STATED TASK: Return each line containing "Flag".

[Lines of data]
* START *

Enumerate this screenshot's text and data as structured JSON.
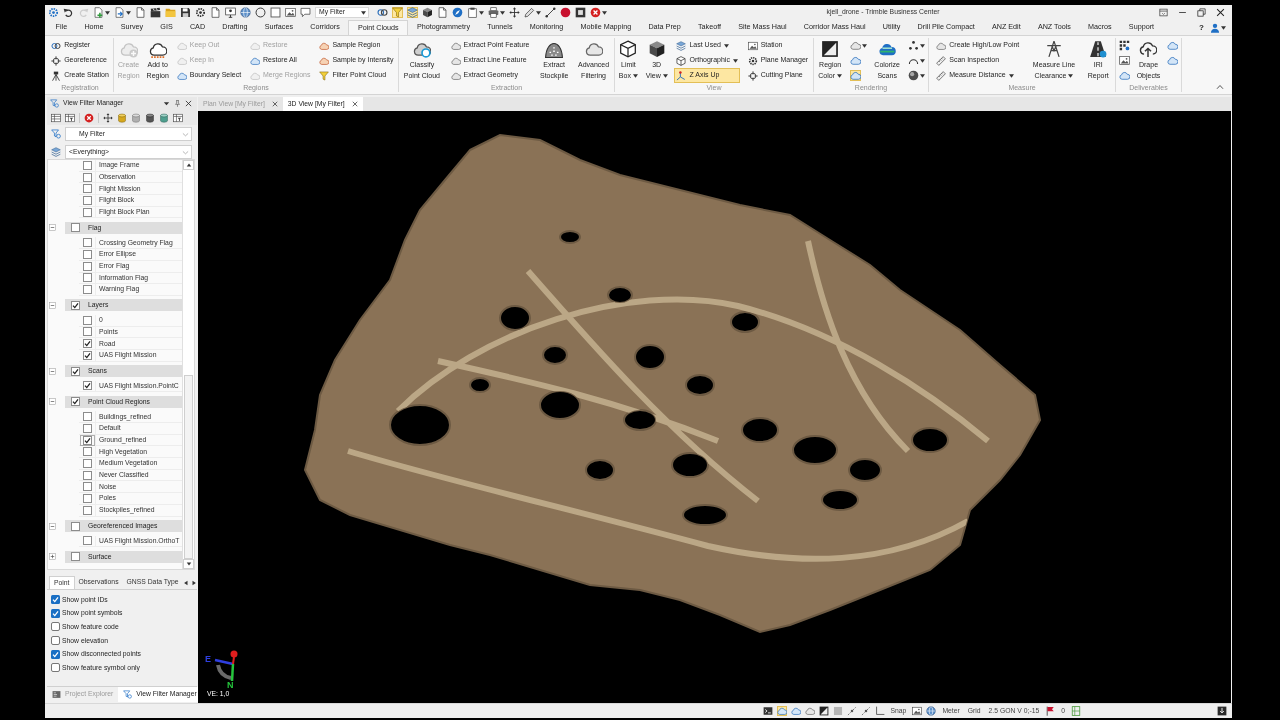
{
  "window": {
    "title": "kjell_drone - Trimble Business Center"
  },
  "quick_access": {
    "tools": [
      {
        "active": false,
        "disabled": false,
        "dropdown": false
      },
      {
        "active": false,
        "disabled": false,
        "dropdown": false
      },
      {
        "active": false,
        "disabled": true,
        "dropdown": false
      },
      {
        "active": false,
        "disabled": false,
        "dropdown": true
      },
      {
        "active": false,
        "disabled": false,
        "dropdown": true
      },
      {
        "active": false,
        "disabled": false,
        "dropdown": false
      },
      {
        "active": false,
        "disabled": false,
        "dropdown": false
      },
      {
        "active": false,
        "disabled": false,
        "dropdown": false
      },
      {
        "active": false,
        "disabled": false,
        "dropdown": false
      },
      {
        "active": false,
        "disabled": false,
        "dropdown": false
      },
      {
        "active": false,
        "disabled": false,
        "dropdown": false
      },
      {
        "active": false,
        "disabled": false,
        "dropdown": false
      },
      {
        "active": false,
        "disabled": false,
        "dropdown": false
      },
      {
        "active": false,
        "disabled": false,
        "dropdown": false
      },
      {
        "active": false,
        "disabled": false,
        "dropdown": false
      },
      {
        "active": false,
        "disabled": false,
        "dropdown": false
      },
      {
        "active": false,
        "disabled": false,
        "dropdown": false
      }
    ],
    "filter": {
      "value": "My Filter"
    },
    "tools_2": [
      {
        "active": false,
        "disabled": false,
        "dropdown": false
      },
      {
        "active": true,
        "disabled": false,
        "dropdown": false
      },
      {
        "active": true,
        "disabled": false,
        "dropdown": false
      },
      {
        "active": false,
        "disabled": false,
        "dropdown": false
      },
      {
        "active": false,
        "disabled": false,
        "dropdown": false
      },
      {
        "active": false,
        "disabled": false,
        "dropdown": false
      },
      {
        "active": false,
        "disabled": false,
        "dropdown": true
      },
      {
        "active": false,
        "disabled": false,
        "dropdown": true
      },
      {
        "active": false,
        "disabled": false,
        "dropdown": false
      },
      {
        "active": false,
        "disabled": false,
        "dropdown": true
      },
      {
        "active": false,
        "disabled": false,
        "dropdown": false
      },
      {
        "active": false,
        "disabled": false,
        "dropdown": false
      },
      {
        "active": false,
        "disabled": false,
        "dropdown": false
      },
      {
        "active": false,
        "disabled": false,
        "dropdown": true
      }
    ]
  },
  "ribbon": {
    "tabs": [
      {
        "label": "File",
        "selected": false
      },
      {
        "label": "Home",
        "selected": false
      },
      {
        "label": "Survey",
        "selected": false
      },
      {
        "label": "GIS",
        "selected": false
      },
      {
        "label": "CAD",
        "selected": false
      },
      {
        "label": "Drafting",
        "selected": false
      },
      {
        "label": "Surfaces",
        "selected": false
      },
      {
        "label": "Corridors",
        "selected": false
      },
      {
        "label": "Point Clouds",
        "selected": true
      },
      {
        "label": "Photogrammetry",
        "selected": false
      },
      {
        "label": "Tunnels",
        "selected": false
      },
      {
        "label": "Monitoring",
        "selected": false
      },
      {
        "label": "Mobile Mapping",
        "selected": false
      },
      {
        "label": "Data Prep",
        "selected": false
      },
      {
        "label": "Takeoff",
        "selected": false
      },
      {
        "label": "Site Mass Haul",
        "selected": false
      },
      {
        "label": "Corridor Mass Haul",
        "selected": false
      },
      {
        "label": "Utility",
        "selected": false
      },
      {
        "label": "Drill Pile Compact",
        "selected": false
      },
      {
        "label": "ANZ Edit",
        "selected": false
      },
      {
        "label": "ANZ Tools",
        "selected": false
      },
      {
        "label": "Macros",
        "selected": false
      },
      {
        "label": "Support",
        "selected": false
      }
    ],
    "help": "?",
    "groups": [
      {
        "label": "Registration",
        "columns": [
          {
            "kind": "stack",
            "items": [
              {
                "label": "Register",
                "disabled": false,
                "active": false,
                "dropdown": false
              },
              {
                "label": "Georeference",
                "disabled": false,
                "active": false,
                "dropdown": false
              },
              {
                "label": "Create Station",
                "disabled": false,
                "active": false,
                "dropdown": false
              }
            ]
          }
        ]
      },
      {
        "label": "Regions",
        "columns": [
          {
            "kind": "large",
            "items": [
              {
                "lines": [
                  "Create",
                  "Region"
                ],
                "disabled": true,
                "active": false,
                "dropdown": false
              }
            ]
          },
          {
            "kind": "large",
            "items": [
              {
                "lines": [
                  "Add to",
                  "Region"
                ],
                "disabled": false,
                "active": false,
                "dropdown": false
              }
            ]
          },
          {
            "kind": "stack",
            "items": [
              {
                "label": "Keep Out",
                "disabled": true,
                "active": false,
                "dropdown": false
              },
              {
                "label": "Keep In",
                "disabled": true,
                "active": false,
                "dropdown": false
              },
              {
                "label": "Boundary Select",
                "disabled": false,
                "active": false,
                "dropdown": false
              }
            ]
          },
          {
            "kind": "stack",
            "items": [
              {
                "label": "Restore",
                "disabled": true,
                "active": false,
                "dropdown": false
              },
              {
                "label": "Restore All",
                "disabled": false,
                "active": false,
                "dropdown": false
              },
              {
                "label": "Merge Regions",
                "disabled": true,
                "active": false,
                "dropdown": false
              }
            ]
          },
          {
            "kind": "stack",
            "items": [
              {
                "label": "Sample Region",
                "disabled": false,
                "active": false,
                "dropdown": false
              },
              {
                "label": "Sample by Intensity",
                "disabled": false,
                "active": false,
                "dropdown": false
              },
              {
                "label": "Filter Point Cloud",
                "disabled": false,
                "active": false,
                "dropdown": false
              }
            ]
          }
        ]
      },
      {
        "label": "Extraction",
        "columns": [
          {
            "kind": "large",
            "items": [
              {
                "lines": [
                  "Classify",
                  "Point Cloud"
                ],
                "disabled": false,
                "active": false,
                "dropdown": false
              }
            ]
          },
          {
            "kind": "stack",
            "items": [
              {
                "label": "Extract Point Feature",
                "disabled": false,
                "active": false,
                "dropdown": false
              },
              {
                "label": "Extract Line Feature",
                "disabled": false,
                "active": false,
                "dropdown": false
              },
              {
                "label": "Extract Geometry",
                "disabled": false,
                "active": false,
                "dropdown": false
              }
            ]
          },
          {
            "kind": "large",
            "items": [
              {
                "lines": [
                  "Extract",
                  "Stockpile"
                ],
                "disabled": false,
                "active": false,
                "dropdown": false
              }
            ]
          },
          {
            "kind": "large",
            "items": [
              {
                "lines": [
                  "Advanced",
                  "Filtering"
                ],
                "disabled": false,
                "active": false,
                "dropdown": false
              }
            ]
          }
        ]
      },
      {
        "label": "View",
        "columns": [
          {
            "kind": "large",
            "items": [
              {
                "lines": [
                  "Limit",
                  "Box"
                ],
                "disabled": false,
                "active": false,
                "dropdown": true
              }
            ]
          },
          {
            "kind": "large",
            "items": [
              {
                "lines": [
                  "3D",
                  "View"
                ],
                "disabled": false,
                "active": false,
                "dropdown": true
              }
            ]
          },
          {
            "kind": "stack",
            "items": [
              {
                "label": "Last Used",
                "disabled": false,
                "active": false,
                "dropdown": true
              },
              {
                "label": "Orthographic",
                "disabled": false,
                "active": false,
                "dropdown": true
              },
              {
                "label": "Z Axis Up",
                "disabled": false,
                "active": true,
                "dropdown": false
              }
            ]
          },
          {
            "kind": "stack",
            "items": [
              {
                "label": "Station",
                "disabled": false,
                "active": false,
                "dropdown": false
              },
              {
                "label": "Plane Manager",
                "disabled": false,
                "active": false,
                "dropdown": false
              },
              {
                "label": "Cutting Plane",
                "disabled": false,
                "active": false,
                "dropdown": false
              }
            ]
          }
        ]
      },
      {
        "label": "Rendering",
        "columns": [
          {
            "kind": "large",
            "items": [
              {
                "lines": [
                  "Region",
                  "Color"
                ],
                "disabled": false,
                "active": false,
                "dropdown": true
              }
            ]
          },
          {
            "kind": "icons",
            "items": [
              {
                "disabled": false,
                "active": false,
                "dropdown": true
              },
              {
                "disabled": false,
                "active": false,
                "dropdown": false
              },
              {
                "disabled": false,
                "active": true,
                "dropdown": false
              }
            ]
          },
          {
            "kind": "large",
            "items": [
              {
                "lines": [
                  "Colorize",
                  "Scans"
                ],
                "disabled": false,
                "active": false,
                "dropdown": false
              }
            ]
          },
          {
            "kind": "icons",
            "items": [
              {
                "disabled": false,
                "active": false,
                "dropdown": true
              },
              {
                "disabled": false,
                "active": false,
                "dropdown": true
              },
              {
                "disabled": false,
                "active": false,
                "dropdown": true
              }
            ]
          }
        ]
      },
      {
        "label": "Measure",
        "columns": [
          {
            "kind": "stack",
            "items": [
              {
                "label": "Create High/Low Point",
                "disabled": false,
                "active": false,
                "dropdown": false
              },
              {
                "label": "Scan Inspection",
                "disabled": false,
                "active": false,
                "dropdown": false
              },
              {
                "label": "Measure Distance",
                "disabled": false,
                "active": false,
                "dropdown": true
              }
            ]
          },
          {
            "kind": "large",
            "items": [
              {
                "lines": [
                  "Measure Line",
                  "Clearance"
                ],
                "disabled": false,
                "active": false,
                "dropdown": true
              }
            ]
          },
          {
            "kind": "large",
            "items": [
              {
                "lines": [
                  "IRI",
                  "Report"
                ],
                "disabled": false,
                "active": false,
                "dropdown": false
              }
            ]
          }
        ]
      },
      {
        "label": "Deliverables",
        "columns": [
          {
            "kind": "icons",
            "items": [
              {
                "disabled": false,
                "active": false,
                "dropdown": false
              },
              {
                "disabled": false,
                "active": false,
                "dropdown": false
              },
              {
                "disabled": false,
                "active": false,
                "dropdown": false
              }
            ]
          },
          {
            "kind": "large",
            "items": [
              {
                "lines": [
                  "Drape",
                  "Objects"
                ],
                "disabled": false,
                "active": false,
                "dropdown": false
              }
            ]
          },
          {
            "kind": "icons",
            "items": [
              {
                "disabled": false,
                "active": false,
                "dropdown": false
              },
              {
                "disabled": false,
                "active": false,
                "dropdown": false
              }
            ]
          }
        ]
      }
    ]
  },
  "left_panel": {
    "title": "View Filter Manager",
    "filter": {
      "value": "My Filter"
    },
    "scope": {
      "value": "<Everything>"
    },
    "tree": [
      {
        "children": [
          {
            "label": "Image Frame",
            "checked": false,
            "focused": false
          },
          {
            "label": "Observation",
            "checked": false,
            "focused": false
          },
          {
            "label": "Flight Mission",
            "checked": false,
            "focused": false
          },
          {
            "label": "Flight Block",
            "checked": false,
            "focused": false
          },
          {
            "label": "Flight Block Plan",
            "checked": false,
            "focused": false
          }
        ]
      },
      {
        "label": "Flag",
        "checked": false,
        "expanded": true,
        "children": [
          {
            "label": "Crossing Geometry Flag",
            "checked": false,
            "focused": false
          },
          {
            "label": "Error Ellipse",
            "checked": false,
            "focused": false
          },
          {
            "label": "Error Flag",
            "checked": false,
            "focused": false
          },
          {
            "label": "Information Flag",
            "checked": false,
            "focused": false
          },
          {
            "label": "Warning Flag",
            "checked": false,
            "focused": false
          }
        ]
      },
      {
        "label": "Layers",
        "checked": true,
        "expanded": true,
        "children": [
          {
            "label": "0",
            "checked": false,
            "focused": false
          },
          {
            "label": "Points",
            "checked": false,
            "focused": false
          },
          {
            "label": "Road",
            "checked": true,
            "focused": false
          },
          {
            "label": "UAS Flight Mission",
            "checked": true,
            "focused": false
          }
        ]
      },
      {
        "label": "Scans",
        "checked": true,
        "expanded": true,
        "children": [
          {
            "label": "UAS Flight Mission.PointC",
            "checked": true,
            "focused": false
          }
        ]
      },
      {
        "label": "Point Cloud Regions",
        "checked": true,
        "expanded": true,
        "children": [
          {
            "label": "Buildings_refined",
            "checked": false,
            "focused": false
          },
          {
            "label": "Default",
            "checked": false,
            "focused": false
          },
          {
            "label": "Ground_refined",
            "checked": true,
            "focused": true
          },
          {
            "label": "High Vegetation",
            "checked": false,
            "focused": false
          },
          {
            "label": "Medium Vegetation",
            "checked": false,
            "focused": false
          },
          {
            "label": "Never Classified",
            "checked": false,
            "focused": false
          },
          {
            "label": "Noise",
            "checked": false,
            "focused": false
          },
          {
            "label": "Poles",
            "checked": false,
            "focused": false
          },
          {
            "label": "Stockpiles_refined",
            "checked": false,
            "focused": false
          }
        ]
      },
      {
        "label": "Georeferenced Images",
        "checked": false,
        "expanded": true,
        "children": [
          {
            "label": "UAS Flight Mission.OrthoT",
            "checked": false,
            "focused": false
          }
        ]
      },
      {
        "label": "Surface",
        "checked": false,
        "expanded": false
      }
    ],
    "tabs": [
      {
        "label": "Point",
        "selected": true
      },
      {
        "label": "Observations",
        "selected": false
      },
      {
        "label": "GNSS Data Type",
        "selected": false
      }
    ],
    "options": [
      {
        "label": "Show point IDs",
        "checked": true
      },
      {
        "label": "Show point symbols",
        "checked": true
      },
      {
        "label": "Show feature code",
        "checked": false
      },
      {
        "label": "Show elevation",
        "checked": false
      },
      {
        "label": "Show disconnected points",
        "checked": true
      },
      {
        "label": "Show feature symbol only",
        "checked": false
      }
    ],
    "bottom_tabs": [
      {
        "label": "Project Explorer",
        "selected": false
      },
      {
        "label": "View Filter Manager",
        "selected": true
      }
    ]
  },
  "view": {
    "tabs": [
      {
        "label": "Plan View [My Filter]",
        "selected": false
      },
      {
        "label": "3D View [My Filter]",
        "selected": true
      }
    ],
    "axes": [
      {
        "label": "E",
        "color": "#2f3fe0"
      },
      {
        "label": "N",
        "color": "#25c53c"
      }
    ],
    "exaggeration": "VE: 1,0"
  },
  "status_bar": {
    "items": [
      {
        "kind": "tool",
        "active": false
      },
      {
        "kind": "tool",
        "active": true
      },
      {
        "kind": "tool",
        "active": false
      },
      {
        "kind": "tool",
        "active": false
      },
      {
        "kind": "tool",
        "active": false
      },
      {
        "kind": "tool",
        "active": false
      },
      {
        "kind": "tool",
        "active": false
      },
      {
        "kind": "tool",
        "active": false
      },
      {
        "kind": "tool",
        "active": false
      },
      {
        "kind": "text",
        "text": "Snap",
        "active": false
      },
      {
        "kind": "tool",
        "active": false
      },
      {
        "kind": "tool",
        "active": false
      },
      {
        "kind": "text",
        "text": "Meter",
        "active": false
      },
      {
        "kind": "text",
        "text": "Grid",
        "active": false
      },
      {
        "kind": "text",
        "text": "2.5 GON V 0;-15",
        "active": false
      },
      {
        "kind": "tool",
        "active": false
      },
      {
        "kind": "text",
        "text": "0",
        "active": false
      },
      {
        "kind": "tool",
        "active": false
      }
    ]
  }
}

* END *

RESULT OF THE TASK:
        "label": "Flag",
            "label": "Crossing Geometry Flag",
            "label": "Error Flag",
            "label": "Information Flag",
            "label": "Warning Flag",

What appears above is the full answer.